_Directions:_
Copy the passage about the Apostille word for word, starting with "The answer is" and going on through "insane to me.".

_Source text:_
# # #

Then there were lots of paper rustling sounds in her office and other strange noises and she came out and went into another office where we could hear voices arguing for a while. But finally, she came out and gave us the piece of paper with the 16 euro Marca da Bollo on it and a signature. This signature signified that the other signature was a signature.

Then we drove back to Pietrasanta to our attorney's office where we spent an entertaining forty-five minutes trying to log onto the automatic document system that I had previously had to set up an account for, at which point the attorney said, "Why doesn't your criminal record have an Apostille with it?"

The answer is that no one ever told me that I needed an Apostille for the criminal record and I myself had never heard of an Apostille in my first 60 years of being alive on earth and so have no clue when you need one and when you don't. An Apostille seems insane to me.

But now -- immediately -- I need it. I need it before the criminal record expires in a few weeks. And the only place to get it is in Washington, D.C. where I have to present the original piece of paper saying I have no criminal record (a piece of paper that was at that moment with me in Italy) and then wait two weeks and go pick up the piece of paper with the Apostille now attached. Then they will both have to be re-translated by the official translator who will go swear in front of the judge that her translation is a translation and then uploaded into the fun electronic system.

# # #

_Excerpted data:_
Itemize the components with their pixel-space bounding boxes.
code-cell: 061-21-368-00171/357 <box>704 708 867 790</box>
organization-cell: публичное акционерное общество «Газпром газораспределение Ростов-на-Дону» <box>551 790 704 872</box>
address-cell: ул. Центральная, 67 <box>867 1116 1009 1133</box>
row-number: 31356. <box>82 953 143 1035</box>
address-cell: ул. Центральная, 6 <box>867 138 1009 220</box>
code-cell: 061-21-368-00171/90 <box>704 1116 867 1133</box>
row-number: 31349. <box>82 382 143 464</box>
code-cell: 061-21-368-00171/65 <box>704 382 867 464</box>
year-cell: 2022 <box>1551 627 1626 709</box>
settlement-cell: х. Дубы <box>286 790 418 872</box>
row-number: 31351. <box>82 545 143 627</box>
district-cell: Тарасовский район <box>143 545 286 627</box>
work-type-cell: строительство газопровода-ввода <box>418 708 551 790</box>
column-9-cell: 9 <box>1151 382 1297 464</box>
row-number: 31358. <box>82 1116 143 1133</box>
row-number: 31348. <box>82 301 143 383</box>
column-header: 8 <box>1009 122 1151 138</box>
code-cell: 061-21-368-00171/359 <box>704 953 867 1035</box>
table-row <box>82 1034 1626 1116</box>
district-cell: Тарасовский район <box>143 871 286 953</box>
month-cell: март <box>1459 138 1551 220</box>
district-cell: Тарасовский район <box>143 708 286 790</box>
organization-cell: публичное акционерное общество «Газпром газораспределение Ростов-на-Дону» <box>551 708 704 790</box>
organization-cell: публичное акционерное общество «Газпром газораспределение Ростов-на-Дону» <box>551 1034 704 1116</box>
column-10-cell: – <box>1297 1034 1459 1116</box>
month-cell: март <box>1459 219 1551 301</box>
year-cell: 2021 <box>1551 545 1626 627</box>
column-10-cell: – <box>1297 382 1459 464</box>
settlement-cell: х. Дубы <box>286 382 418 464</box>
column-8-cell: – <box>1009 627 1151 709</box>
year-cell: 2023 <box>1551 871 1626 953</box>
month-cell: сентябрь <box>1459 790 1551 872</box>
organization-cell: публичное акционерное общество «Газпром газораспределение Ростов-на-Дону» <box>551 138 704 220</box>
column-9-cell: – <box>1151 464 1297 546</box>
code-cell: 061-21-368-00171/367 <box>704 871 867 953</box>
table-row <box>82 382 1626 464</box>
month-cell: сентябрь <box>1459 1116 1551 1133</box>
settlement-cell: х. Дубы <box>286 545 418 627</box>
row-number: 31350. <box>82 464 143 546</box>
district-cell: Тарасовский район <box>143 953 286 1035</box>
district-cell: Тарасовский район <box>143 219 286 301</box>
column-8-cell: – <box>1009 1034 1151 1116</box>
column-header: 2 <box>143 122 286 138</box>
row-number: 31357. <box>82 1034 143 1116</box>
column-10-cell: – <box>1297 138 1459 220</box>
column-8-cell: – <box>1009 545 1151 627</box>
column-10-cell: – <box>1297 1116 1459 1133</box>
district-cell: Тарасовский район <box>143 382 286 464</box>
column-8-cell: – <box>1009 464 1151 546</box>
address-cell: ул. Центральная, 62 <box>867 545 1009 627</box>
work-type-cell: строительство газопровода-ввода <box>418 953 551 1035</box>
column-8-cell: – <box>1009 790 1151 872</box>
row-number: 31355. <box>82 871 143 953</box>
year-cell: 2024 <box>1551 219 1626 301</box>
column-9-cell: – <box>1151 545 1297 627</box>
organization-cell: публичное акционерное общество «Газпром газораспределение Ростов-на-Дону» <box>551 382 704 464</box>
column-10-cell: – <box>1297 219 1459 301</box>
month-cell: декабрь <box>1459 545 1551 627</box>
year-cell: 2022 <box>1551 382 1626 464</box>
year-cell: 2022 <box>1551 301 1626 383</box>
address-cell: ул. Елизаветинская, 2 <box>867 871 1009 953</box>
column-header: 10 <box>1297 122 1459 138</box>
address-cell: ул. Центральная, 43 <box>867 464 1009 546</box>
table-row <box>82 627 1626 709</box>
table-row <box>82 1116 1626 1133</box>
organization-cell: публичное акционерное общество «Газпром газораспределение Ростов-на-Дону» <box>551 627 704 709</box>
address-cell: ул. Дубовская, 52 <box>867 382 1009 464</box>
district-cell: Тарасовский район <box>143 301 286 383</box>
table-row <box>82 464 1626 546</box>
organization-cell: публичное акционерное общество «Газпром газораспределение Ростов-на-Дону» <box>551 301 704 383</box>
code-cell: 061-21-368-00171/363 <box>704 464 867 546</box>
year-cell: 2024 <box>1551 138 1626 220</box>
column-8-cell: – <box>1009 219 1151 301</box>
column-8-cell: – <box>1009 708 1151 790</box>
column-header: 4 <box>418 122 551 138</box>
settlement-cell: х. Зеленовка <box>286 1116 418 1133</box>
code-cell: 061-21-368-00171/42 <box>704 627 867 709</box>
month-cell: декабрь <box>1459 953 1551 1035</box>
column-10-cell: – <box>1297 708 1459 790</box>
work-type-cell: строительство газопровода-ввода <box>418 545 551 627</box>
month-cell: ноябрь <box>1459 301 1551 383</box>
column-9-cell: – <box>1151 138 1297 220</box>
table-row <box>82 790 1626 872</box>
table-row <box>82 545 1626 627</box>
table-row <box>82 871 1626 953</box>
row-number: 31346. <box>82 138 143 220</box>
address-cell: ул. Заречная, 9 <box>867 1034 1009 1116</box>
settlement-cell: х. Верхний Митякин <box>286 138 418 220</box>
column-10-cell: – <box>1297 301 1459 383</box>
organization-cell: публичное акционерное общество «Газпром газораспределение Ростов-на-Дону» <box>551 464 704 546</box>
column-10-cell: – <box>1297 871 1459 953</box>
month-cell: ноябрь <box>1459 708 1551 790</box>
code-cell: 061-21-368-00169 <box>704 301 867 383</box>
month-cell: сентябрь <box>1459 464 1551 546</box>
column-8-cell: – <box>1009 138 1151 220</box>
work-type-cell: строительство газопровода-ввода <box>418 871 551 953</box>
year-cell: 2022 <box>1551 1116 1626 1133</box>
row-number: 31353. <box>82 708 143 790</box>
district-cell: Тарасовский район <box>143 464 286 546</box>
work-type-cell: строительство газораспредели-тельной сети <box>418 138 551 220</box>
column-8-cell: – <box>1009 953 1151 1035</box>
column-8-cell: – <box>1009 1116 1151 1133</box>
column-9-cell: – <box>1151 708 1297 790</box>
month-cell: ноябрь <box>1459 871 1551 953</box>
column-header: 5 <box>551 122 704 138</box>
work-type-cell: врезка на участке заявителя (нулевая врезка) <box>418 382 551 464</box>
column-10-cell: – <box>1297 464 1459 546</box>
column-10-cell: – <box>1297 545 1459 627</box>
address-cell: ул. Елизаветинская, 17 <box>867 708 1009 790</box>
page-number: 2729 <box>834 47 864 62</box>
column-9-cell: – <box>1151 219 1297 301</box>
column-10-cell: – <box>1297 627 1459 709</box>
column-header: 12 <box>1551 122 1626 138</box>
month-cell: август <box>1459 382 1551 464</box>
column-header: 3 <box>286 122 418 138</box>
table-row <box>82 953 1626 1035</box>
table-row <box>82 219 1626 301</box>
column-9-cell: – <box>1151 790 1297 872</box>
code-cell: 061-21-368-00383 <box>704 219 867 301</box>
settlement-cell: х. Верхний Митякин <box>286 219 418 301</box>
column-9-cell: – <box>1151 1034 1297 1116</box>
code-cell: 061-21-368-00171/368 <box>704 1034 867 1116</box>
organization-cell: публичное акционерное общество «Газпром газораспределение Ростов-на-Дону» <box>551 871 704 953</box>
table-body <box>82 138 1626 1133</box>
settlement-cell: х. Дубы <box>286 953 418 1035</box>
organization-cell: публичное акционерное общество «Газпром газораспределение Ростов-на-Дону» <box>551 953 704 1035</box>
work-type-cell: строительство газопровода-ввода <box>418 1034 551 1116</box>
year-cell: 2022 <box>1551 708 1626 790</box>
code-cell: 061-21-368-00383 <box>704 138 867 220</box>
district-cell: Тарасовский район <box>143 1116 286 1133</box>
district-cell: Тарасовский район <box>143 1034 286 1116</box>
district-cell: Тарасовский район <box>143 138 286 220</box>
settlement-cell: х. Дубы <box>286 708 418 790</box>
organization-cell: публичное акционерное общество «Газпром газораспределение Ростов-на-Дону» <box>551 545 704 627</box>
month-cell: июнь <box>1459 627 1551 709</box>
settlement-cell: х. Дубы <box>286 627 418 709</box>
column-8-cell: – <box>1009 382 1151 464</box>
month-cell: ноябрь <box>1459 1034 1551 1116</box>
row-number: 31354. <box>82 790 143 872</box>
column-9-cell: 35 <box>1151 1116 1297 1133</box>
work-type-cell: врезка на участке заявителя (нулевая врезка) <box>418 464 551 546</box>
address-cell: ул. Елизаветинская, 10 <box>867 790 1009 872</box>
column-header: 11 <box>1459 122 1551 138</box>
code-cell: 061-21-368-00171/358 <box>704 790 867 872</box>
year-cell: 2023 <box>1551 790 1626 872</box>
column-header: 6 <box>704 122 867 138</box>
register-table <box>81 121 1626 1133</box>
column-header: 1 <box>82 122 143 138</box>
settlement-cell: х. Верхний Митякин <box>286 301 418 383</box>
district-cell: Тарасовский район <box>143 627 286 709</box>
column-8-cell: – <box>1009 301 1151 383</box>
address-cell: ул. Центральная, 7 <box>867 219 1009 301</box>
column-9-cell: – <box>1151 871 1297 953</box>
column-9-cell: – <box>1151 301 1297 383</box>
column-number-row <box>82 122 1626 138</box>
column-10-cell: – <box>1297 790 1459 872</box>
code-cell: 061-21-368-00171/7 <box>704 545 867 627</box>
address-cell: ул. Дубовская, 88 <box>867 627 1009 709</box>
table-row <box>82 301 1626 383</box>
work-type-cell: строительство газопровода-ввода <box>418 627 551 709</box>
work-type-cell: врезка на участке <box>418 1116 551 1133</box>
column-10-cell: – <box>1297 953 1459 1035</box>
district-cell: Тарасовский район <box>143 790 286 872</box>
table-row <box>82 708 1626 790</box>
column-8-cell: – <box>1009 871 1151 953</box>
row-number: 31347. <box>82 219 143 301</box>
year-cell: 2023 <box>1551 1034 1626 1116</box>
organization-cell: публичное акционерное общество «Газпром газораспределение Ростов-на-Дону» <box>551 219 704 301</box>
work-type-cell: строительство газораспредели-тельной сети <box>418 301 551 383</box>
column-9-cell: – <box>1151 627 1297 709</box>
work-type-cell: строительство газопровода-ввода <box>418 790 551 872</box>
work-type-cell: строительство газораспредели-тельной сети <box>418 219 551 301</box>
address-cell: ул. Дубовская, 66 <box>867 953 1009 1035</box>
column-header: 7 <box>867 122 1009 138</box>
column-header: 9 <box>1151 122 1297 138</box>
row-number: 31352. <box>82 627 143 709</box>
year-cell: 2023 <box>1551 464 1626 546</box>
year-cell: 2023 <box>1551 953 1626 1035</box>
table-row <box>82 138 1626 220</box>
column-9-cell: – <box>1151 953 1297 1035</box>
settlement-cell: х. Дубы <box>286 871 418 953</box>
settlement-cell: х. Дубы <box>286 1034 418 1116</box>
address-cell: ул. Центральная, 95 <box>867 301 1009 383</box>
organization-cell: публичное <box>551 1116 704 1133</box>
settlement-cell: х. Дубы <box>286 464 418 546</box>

# # #

_Task answer:_
The answer is that no one ever told me that I needed an Apostille for the criminal record and I myself had never heard of an Apostille in my first 60 years of being alive on earth and so have no clue when you need one and when you don't. An Apostille seems insane to me.